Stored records

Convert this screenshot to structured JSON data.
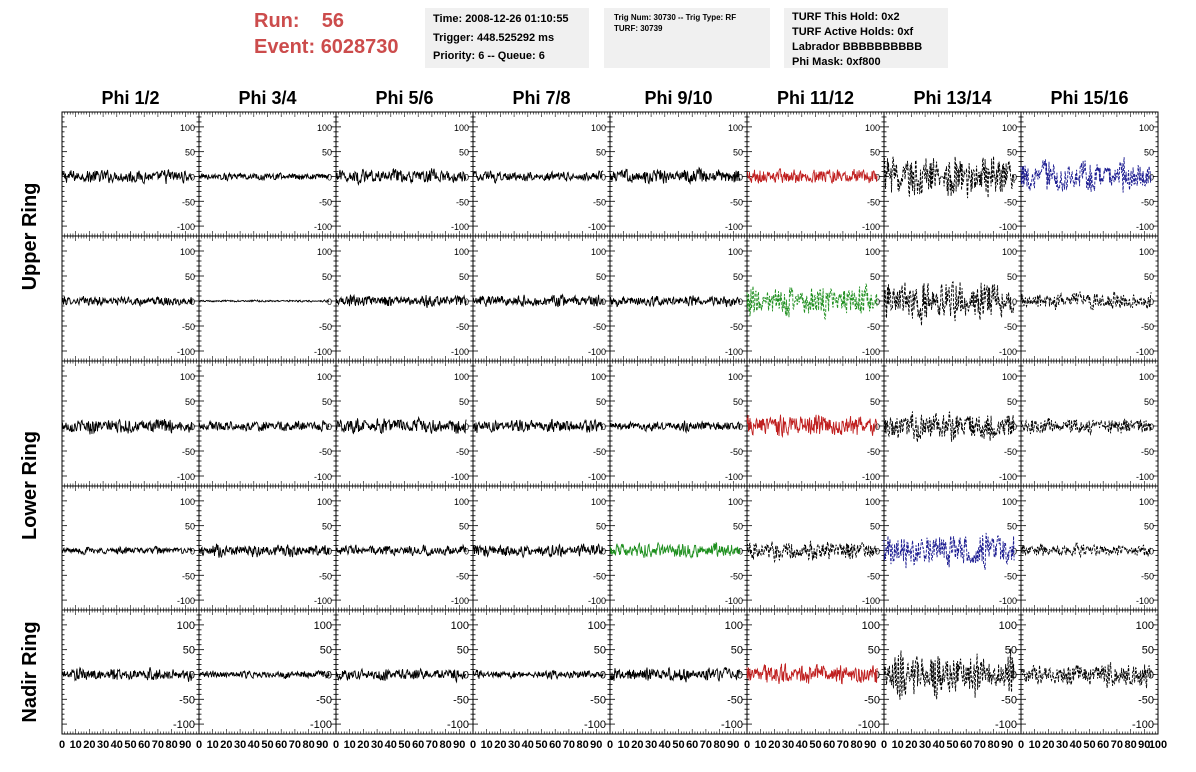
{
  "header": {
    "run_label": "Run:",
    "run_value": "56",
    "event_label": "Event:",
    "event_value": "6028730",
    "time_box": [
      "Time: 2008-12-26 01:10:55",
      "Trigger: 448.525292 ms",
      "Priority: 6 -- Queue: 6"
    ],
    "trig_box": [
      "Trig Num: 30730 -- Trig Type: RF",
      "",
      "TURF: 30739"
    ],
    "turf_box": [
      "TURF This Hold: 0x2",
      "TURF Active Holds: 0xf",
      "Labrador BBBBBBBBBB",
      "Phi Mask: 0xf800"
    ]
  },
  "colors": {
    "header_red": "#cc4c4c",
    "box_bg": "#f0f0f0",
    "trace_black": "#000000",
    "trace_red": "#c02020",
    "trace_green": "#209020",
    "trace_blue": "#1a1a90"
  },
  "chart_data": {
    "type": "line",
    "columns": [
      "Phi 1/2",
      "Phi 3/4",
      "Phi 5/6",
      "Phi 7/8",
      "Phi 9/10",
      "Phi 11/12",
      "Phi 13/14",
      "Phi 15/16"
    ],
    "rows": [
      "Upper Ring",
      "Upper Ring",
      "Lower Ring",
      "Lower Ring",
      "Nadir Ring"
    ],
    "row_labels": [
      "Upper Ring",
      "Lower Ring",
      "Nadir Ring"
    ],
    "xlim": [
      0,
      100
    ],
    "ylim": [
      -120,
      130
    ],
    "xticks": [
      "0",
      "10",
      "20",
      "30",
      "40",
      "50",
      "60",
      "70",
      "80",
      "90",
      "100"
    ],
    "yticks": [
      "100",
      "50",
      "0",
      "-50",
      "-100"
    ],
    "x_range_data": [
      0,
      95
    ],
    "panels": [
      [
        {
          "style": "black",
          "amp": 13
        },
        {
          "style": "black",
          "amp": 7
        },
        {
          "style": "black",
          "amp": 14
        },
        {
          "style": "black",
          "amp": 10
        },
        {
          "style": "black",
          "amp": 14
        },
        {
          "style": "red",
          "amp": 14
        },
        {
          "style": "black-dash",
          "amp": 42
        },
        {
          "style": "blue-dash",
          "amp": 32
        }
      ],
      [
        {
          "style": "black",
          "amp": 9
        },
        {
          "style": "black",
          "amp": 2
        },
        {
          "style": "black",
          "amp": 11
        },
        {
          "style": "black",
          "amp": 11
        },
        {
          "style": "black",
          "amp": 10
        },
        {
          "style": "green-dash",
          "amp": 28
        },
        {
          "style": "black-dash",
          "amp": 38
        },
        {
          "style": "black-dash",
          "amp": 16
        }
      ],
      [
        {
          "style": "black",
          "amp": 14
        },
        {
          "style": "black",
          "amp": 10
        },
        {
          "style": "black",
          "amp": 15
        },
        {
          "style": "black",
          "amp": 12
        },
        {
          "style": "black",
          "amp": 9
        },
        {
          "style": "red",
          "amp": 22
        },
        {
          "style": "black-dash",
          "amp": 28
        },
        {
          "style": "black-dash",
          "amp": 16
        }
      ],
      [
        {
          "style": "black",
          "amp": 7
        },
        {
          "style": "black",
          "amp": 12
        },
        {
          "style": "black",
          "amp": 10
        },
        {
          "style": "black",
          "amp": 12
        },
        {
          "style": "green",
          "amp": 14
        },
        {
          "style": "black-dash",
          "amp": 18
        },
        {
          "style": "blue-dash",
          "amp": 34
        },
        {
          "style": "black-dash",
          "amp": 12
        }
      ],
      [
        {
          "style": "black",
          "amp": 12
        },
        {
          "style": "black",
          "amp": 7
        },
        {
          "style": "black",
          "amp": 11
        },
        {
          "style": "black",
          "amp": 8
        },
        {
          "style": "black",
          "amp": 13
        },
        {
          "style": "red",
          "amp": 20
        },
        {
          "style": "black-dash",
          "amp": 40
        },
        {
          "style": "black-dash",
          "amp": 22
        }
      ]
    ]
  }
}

- THE PROBLEM
Reproduce the records above exactly, leaving out every picture they contain.

- WORKED SOLUTION
Convert this screenshot to structured JSON data.
{
  "header": {
    "run_label": "Run:",
    "run_value": "56",
    "event_label": "Event:",
    "event_value": "6028730",
    "time_box": [
      "Time: 2008-12-26 01:10:55",
      "Trigger: 448.525292 ms",
      "Priority: 6 -- Queue: 6"
    ],
    "trig_box": [
      "Trig Num: 30730 -- Trig Type: RF",
      "",
      "TURF: 30739"
    ],
    "turf_box": [
      "TURF This Hold: 0x2",
      "TURF Active Holds: 0xf",
      "Labrador BBBBBBBBBB",
      "Phi Mask: 0xf800"
    ]
  },
  "colors": {
    "header_red": "#cc4c4c",
    "box_bg": "#f0f0f0",
    "trace_black": "#000000",
    "trace_red": "#c02020",
    "trace_green": "#209020",
    "trace_blue": "#1a1a90"
  },
  "chart_data": {
    "type": "line",
    "columns": [
      "Phi 1/2",
      "Phi 3/4",
      "Phi 5/6",
      "Phi 7/8",
      "Phi 9/10",
      "Phi 11/12",
      "Phi 13/14",
      "Phi 15/16"
    ],
    "rows": [
      "Upper Ring",
      "Upper Ring",
      "Lower Ring",
      "Lower Ring",
      "Nadir Ring"
    ],
    "row_labels": [
      "Upper Ring",
      "Lower Ring",
      "Nadir Ring"
    ],
    "xlim": [
      0,
      100
    ],
    "ylim": [
      -120,
      130
    ],
    "xticks": [
      "0",
      "10",
      "20",
      "30",
      "40",
      "50",
      "60",
      "70",
      "80",
      "90",
      "100"
    ],
    "yticks": [
      "100",
      "50",
      "0",
      "-50",
      "-100"
    ],
    "x_range_data": [
      0,
      95
    ],
    "panels": [
      [
        {
          "style": "black",
          "amp": 13
        },
        {
          "style": "black",
          "amp": 7
        },
        {
          "style": "black",
          "amp": 14
        },
        {
          "style": "black",
          "amp": 10
        },
        {
          "style": "black",
          "amp": 14
        },
        {
          "style": "red",
          "amp": 14
        },
        {
          "style": "black-dash",
          "amp": 42
        },
        {
          "style": "blue-dash",
          "amp": 32
        }
      ],
      [
        {
          "style": "black",
          "amp": 9
        },
        {
          "style": "black",
          "amp": 2
        },
        {
          "style": "black",
          "amp": 11
        },
        {
          "style": "black",
          "amp": 11
        },
        {
          "style": "black",
          "amp": 10
        },
        {
          "style": "green-dash",
          "amp": 28
        },
        {
          "style": "black-dash",
          "amp": 38
        },
        {
          "style": "black-dash",
          "amp": 16
        }
      ],
      [
        {
          "style": "black",
          "amp": 14
        },
        {
          "style": "black",
          "amp": 10
        },
        {
          "style": "black",
          "amp": 15
        },
        {
          "style": "black",
          "amp": 12
        },
        {
          "style": "black",
          "amp": 9
        },
        {
          "style": "red",
          "amp": 22
        },
        {
          "style": "black-dash",
          "amp": 28
        },
        {
          "style": "black-dash",
          "amp": 16
        }
      ],
      [
        {
          "style": "black",
          "amp": 7
        },
        {
          "style": "black",
          "amp": 12
        },
        {
          "style": "black",
          "amp": 10
        },
        {
          "style": "black",
          "amp": 12
        },
        {
          "style": "green",
          "amp": 14
        },
        {
          "style": "black-dash",
          "amp": 18
        },
        {
          "style": "blue-dash",
          "amp": 34
        },
        {
          "style": "black-dash",
          "amp": 12
        }
      ],
      [
        {
          "style": "black",
          "amp": 12
        },
        {
          "style": "black",
          "amp": 7
        },
        {
          "style": "black",
          "amp": 11
        },
        {
          "style": "black",
          "amp": 8
        },
        {
          "style": "black",
          "amp": 13
        },
        {
          "style": "red",
          "amp": 20
        },
        {
          "style": "black-dash",
          "amp": 40
        },
        {
          "style": "black-dash",
          "amp": 22
        }
      ]
    ]
  }
}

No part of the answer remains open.